Written exercise >>
Would you quote the material below in full and unchanged?

>> Begin

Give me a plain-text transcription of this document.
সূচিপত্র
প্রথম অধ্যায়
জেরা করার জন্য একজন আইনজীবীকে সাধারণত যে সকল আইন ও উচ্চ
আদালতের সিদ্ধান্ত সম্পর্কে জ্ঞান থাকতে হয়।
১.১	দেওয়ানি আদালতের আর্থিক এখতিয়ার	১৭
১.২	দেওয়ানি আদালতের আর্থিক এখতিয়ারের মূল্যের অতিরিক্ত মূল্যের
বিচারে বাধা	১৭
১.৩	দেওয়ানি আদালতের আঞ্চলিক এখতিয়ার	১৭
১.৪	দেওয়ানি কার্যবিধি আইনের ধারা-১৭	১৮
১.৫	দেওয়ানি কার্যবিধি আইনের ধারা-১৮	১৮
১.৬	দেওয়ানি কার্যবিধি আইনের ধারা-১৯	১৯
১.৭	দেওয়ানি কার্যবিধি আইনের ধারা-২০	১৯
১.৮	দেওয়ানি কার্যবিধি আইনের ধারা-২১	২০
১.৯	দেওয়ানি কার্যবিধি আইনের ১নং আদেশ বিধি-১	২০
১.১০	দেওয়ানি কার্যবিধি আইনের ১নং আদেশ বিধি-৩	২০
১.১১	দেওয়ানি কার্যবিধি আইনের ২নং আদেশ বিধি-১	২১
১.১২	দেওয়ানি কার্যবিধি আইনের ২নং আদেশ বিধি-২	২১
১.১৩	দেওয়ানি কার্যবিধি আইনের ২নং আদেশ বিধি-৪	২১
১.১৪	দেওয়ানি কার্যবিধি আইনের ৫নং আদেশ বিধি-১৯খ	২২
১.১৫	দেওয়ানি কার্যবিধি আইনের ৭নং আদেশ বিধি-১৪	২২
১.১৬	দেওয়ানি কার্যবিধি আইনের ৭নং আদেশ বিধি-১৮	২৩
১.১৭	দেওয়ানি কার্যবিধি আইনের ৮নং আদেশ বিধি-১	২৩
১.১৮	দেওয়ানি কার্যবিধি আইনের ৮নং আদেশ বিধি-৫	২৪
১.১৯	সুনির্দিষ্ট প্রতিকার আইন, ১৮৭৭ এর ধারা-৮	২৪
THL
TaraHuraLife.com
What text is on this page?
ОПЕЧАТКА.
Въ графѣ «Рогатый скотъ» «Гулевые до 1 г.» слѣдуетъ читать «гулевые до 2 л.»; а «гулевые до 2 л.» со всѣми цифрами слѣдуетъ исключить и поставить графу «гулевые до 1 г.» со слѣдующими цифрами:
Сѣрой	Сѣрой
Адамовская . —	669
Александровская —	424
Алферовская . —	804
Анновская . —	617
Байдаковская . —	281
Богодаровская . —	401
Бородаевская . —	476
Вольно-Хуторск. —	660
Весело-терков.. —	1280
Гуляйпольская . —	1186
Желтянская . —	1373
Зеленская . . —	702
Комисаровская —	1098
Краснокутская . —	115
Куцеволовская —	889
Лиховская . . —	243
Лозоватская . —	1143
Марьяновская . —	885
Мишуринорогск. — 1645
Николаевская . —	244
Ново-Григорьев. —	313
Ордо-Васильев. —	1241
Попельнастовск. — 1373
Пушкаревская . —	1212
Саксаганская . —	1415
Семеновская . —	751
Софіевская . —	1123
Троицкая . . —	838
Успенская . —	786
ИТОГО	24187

>> End

Full solution >>
Give me a plain-text transcription of this document.
সূচিপত্র
প্রথম অধ্যায়
জেরা করার জন্য একজন আইনজীবীকে সাধারণত যে সকল আইন ও উচ্চ
আদালতের সিদ্ধান্ত সম্পর্কে জ্ঞান থাকতে হয়।
১.১	দেওয়ানি আদালতের আর্থিক এখতিয়ার	১৭
১.২	দেওয়ানি আদালতের আর্থিক এখতিয়ারের মূল্যের অতিরিক্ত মূল্যের
বিচারে বাধা	১৭
১.৩	দেওয়ানি আদালতের আঞ্চলিক এখতিয়ার	১৭
১.৪	দেওয়ানি কার্যবিধি আইনের ধারা-১৭	১৮
১.৫	দেওয়ানি কার্যবিধি আইনের ধারা-১৮	১৮
১.৬	দেওয়ানি কার্যবিধি আইনের ধারা-১৯	১৯
১.৭	দেওয়ানি কার্যবিধি আইনের ধারা-২০	১৯
১.৮	দেওয়ানি কার্যবিধি আইনের ধারা-২১	২০
১.৯	দেওয়ানি কার্যবিধি আইনের ১নং আদেশ বিধি-১	২০
১.১০	দেওয়ানি কার্যবিধি আইনের ১নং আদেশ বিধি-৩	২০
১.১১	দেওয়ানি কার্যবিধি আইনের ২নং আদেশ বিধি-১	২১
১.১২	দেওয়ানি কার্যবিধি আইনের ২নং আদেশ বিধি-২	২১
১.১৩	দেওয়ানি কার্যবিধি আইনের ২নং আদেশ বিধি-৪	২১
১.১৪	দেওয়ানি কার্যবিধি আইনের ৫নং আদেশ বিধি-১৯খ	২২
১.১৫	দেওয়ানি কার্যবিধি আইনের ৭নং আদেশ বিধি-১৪	২২
১.১৬	দেওয়ানি কার্যবিধি আইনের ৭নং আদেশ বিধি-১৮	২৩
১.১৭	দেওয়ানি কার্যবিধি আইনের ৮নং আদেশ বিধি-১	২৩
১.১৮	দেওয়ানি কার্যবিধি আইনের ৮নং আদেশ বিধি-৫	২৪
১.১৯	সুনির্দিষ্ট প্রতিকার আইন, ১৮৭৭ এর ধারা-৮	২৪
THL
TaraHuraLife.com
What text is on this page?
ОПЕЧАТКА.
Въ графѣ «Рогатый скотъ» «Гулевые до 1 г.» слѣдуетъ читать «гулевые до 2 л.»; а «гулевые до 2 л.» со всѣми цифрами слѣдуетъ исключить и поставить графу «гулевые до 1 г.» со слѣдующими цифрами:
Сѣрой	Сѣрой
Адамовская . —	669
Александровская —	424
Алферовская . —	804
Анновская . —	617
Байдаковская . —	281
Богодаровская . —	401
Бородаевская . —	476
Вольно-Хуторск. —	660
Весело-терков.. —	1280
Гуляйпольская . —	1186
Желтянская . —	1373
Зеленская . . —	702
Комисаровская —	1098
Краснокутская . —	115
Куцеволовская —	889
Лиховская . . —	243
Лозоватская . —	1143
Марьяновская . —	885
Мишуринорогск. — 1645
Николаевская . —	244
Ново-Григорьев. —	313
Ордо-Васильев. —	1241
Попельнастовск. — 1373
Пушкаревская . —	1212
Саксаганская . —	1415
Семеновская . —	751
Софіевская . —	1123
Троицкая . . —	838
Успенская . —	786
ИТОГО	24187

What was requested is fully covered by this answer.